What is being asked:
Scan the lines below for the string "تعالی" and report how many lines contain it, giving only the number.

Data provided:
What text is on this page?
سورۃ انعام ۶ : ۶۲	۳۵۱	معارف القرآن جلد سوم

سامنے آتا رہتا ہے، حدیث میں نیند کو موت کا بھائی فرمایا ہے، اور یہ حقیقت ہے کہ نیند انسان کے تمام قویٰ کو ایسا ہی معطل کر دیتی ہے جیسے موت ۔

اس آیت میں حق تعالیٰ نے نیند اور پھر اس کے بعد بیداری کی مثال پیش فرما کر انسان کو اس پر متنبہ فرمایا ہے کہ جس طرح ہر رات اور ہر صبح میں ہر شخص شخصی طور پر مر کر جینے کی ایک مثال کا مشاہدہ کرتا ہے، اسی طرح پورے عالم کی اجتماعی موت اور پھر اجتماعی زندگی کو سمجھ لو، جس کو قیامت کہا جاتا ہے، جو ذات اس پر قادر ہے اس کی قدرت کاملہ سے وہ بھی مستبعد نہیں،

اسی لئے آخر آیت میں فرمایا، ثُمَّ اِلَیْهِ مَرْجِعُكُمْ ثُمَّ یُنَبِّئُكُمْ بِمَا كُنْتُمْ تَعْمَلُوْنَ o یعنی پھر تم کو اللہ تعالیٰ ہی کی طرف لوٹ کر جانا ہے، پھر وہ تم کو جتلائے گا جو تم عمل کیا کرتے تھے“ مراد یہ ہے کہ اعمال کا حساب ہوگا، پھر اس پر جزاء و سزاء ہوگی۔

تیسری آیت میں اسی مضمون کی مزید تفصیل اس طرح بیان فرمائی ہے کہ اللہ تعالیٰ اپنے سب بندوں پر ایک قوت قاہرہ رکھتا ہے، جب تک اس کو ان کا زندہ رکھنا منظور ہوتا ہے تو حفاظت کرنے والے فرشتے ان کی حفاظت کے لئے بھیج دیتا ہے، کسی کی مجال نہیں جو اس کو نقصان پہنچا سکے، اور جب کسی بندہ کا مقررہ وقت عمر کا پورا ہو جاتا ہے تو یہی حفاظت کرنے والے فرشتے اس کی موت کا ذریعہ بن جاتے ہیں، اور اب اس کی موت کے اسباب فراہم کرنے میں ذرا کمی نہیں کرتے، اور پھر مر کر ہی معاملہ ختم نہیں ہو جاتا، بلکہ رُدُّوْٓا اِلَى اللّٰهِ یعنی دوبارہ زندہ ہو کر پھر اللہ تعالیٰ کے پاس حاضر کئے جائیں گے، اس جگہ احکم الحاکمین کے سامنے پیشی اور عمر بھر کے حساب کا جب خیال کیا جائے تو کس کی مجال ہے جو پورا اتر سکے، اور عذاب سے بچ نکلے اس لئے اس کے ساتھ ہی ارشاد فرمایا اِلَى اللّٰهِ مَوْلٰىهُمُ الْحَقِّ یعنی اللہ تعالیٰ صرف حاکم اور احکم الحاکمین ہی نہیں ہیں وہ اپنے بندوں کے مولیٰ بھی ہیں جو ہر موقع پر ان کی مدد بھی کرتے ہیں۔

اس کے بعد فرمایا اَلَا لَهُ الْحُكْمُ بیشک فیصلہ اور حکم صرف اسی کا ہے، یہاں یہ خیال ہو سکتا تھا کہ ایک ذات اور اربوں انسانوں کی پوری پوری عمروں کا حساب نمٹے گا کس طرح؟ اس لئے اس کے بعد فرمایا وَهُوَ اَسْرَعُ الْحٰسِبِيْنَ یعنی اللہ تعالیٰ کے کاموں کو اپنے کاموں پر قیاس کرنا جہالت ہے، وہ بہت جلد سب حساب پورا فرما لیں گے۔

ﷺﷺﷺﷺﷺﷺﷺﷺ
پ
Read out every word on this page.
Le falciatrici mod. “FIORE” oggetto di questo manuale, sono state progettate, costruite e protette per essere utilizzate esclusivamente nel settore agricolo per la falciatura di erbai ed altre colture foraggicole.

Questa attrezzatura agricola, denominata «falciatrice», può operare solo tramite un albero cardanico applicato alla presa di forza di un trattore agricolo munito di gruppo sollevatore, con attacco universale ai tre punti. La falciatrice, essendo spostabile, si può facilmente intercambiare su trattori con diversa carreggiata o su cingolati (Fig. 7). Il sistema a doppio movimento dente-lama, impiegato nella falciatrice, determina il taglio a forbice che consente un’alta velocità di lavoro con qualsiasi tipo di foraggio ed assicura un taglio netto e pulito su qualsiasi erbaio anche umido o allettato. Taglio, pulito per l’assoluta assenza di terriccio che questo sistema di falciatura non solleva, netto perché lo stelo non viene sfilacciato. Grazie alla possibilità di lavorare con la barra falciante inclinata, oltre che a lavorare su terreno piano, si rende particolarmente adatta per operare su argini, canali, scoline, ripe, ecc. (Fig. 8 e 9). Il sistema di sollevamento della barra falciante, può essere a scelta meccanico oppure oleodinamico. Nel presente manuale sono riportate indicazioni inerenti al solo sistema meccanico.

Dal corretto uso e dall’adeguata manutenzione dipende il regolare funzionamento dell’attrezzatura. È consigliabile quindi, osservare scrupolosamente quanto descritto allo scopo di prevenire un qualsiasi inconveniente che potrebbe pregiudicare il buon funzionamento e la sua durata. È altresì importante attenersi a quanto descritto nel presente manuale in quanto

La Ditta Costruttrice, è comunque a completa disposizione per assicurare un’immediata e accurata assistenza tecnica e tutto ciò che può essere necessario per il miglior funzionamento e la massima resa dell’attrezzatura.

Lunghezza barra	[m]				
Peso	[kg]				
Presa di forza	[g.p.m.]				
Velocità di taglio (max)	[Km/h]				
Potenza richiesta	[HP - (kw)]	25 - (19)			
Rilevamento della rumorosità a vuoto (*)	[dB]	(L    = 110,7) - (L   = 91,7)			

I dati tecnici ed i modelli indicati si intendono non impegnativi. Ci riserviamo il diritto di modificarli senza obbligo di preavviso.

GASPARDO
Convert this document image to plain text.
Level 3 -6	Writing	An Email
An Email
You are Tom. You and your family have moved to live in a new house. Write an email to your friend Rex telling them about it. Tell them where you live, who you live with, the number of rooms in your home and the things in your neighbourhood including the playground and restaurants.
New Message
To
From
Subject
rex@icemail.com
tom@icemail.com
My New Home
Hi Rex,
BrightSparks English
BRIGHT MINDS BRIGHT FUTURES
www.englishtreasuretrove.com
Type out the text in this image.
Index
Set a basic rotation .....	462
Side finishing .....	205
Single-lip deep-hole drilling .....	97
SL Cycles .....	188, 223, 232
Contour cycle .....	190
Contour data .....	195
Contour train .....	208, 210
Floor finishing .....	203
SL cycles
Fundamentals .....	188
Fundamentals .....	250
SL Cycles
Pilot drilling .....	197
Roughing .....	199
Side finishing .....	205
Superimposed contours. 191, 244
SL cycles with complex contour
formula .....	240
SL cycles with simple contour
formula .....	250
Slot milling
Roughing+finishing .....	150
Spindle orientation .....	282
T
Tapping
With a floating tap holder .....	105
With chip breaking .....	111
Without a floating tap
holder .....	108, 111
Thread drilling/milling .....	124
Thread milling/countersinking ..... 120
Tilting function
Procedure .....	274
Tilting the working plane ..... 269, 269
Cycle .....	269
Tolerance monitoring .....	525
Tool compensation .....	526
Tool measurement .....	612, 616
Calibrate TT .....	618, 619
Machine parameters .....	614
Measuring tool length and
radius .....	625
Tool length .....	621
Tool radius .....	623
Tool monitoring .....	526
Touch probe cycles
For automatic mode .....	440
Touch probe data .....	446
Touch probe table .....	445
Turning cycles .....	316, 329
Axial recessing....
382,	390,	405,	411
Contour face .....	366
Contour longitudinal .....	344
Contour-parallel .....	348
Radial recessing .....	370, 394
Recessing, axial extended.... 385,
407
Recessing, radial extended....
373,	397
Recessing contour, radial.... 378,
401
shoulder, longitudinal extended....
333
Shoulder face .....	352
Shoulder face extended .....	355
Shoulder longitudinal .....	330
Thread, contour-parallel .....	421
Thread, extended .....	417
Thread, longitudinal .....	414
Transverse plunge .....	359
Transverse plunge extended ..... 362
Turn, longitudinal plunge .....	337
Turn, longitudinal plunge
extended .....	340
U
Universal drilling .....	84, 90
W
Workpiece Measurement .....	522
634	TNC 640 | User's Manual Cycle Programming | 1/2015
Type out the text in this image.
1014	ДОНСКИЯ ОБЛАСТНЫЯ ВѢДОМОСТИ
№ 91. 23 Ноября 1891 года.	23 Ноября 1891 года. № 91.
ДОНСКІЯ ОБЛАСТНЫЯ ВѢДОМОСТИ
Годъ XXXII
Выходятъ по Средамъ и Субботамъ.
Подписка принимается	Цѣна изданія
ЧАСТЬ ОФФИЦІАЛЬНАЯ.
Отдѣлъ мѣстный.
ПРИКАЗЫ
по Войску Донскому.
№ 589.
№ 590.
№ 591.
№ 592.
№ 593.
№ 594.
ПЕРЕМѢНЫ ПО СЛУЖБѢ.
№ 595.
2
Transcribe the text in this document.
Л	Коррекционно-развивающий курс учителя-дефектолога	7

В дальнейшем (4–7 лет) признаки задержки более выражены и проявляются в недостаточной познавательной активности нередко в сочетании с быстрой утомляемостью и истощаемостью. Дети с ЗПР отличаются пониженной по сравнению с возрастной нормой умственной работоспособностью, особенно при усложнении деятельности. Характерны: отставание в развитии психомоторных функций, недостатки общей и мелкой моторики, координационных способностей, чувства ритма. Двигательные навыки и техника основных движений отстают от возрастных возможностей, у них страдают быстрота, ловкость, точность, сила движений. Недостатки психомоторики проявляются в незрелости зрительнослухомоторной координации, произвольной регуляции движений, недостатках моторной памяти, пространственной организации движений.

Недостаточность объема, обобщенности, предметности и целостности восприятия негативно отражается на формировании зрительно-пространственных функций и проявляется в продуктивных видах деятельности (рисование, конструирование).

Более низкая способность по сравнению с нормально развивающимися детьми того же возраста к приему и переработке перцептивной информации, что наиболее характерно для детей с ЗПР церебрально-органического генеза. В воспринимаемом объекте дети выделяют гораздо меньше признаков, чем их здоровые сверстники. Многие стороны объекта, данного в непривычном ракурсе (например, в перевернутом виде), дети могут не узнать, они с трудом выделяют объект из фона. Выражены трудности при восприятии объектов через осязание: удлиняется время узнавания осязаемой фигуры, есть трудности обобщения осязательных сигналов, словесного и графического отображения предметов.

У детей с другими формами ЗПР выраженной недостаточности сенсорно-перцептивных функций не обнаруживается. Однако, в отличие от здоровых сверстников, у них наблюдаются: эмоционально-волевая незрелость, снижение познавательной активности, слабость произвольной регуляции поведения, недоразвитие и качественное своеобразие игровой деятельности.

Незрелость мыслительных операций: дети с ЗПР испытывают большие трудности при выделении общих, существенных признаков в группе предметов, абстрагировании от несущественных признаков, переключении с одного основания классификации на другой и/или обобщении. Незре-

Answer to the task:
4